Exactly reproduce the line that contains "Output the text content of this document." and all lines after it in the entries below, through the very last line.
--- Begin ---
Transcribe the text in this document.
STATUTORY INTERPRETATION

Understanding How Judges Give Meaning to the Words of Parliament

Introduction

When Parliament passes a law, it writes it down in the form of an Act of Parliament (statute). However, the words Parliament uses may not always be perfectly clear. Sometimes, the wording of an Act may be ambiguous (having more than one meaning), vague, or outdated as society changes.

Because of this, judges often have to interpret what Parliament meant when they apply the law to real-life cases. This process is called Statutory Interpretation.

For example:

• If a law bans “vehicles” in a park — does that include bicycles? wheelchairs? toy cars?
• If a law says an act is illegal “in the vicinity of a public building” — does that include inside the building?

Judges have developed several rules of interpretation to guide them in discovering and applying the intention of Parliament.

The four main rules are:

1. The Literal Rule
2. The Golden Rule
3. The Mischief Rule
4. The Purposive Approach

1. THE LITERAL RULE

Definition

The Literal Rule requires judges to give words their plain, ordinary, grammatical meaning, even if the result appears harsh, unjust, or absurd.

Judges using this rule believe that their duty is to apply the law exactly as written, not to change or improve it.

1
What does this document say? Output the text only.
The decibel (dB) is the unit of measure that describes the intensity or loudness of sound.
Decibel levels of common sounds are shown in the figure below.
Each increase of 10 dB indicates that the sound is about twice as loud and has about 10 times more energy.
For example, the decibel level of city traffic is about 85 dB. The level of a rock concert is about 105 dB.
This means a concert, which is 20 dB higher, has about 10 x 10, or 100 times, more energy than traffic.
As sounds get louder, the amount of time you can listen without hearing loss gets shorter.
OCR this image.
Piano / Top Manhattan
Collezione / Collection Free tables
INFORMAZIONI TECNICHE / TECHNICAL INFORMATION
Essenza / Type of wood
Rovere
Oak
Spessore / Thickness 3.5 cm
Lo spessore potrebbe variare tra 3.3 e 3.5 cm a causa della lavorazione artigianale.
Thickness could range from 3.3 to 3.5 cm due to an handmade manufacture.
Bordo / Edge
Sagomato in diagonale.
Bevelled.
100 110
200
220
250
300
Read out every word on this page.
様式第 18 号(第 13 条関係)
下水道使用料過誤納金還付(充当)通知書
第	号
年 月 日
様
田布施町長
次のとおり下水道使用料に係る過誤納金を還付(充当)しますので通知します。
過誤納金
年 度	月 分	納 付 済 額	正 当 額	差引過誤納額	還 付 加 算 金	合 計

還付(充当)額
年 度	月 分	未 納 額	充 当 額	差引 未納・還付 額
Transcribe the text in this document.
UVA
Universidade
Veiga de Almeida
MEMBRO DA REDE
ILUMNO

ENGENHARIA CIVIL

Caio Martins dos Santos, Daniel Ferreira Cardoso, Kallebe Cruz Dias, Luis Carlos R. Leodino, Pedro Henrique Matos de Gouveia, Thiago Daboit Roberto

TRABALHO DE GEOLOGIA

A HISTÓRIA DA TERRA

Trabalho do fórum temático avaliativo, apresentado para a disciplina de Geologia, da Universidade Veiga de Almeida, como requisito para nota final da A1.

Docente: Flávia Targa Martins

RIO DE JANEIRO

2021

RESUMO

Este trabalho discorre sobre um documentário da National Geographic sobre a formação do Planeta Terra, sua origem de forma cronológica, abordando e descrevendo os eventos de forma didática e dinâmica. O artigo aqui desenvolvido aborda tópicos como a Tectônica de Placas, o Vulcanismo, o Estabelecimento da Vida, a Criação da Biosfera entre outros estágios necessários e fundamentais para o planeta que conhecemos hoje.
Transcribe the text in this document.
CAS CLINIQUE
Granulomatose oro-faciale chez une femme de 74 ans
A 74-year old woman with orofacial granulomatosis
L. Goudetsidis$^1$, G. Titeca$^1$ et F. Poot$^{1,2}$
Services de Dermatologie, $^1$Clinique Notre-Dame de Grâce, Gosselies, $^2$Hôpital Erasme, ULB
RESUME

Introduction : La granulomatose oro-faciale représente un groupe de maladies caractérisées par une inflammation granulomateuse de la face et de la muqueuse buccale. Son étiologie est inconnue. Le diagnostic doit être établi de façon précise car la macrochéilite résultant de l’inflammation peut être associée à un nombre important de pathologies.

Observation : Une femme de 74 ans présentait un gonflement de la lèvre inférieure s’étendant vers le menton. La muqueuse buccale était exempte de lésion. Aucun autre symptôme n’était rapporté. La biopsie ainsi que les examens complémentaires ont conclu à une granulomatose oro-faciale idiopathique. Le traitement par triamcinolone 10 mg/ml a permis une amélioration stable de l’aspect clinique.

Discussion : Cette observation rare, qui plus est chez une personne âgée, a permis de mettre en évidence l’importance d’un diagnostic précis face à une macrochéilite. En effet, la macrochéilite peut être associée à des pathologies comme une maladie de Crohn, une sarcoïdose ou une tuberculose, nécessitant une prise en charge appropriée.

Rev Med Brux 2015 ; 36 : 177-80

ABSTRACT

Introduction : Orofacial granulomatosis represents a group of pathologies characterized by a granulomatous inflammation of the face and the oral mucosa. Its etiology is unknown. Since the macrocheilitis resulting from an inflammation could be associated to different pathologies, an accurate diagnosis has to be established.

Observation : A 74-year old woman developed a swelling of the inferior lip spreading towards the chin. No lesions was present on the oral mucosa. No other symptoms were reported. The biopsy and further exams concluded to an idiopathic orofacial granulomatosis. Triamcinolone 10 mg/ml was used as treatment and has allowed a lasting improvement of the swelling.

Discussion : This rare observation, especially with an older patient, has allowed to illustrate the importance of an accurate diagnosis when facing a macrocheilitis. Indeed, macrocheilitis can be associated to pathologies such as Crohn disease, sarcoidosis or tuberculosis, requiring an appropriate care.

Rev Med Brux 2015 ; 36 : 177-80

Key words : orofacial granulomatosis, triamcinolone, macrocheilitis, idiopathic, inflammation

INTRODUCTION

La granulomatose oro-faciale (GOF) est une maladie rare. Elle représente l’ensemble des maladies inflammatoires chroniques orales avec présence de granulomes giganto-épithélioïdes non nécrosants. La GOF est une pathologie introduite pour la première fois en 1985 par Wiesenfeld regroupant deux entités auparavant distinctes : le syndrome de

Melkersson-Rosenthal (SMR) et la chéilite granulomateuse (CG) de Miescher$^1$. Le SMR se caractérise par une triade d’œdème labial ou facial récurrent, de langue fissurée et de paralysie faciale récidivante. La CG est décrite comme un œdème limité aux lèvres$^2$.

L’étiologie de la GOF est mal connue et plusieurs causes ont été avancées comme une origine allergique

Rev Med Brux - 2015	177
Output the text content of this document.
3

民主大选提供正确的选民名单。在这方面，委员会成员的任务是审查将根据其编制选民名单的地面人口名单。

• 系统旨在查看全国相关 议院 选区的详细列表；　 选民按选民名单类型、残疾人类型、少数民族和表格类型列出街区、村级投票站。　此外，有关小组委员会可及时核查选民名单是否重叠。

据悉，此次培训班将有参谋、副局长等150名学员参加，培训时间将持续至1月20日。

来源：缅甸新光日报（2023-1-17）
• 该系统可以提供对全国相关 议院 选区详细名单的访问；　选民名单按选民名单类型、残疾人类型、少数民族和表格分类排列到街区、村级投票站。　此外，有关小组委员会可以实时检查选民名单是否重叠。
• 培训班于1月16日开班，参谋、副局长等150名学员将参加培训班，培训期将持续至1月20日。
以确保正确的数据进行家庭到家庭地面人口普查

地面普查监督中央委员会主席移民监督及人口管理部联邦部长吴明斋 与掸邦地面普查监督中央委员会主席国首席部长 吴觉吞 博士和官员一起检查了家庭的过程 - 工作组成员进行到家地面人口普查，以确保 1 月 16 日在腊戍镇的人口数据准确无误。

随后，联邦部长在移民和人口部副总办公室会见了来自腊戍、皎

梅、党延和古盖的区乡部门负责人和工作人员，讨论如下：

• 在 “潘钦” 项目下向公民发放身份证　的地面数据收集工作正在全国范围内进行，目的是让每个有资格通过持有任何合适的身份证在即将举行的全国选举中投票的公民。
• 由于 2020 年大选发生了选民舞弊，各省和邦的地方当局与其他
--- End ---
THE REPLY ->
Output the text content of this document.
3

民主大选提供正确的选民名单。在这方面，委员会成员的任务是审查将根据其编制选民名单的地面人口名单。

• 系统旨在查看全国相关 议院 选区的详细列表；　 选民按选民名单类型、残疾人类型、少数民族和表格类型列出街区、村级投票站。　此外，有关小组委员会可及时核查选民名单是否重叠。

据悉，此次培训班将有参谋、副局长等150名学员参加，培训时间将持续至1月20日。

来源：缅甸新光日报（2023-1-17）
• 该系统可以提供对全国相关 议院 选区详细名单的访问；　选民名单按选民名单类型、残疾人类型、少数民族和表格分类排列到街区、村级投票站。　此外，有关小组委员会可以实时检查选民名单是否重叠。
• 培训班于1月16日开班，参谋、副局长等150名学员将参加培训班，培训期将持续至1月20日。
以确保正确的数据进行家庭到家庭地面人口普查

地面普查监督中央委员会主席移民监督及人口管理部联邦部长吴明斋 与掸邦地面普查监督中央委员会主席国首席部长 吴觉吞 博士和官员一起检查了家庭的过程 - 工作组成员进行到家地面人口普查，以确保 1 月 16 日在腊戍镇的人口数据准确无误。

随后，联邦部长在移民和人口部副总办公室会见了来自腊戍、皎

梅、党延和古盖的区乡部门负责人和工作人员，讨论如下：

• 在 “潘钦” 项目下向公民发放身份证　的地面数据收集工作正在全国范围内进行，目的是让每个有资格通过持有任何合适的身份证在即将举行的全国选举中投票的公民。
• 由于 2020 年大选发生了选民舞弊，各省和邦的地方当局与其他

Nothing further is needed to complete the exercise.